Search the data below for the word "oversized" and copy each line that holds it.

--------------------------------------------------

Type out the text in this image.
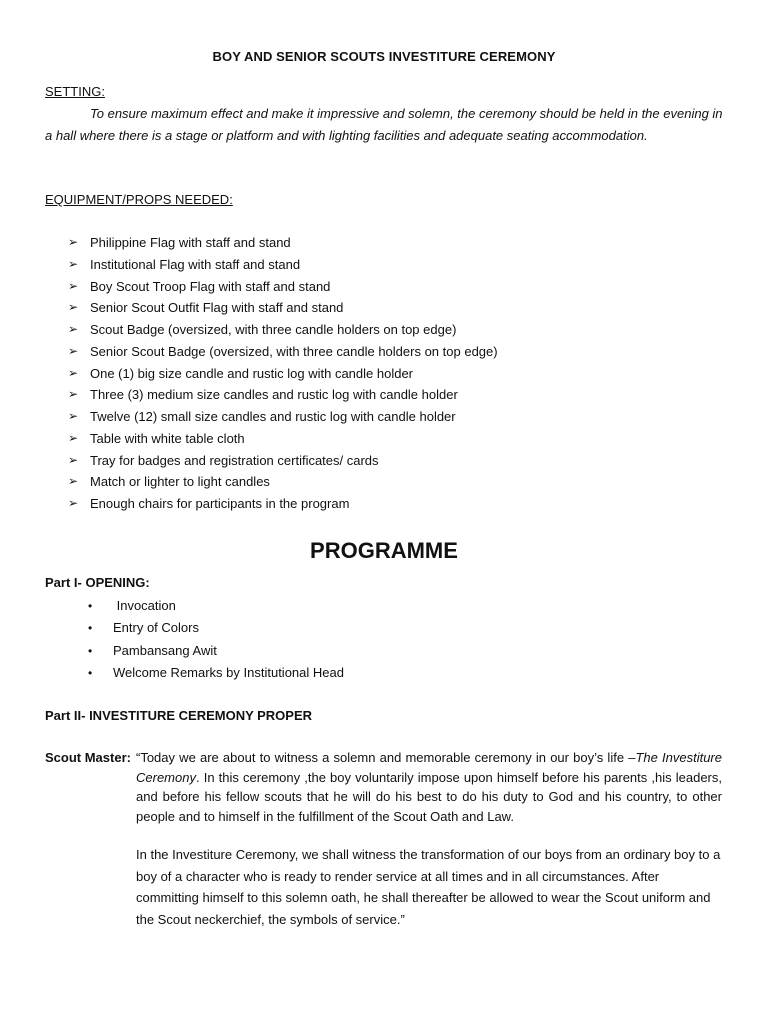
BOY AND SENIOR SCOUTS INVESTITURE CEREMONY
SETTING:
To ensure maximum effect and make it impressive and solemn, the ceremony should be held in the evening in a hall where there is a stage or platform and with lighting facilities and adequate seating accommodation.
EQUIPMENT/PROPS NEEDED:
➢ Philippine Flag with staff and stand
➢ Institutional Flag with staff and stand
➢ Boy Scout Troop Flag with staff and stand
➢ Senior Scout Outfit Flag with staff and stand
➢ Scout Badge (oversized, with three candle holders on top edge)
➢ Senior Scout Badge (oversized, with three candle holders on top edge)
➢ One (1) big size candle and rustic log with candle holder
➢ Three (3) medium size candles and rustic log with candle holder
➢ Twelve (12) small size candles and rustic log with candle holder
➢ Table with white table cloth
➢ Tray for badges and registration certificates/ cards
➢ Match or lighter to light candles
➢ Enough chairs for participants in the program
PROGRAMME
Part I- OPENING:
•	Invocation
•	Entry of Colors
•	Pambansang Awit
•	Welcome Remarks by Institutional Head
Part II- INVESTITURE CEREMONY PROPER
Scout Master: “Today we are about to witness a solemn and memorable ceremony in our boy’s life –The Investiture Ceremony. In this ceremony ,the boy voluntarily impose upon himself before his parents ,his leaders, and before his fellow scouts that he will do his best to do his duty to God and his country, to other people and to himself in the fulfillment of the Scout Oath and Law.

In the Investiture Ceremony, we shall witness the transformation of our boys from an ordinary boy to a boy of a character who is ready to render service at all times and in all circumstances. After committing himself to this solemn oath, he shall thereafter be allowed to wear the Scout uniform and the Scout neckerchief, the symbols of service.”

--------------------------------------------------

OUTPUT OF THE EXERCISE:
➢ Scout Badge (oversized, with three candle holders on top edge)
➢ Senior Scout Badge (oversized, with three candle holders on top edge)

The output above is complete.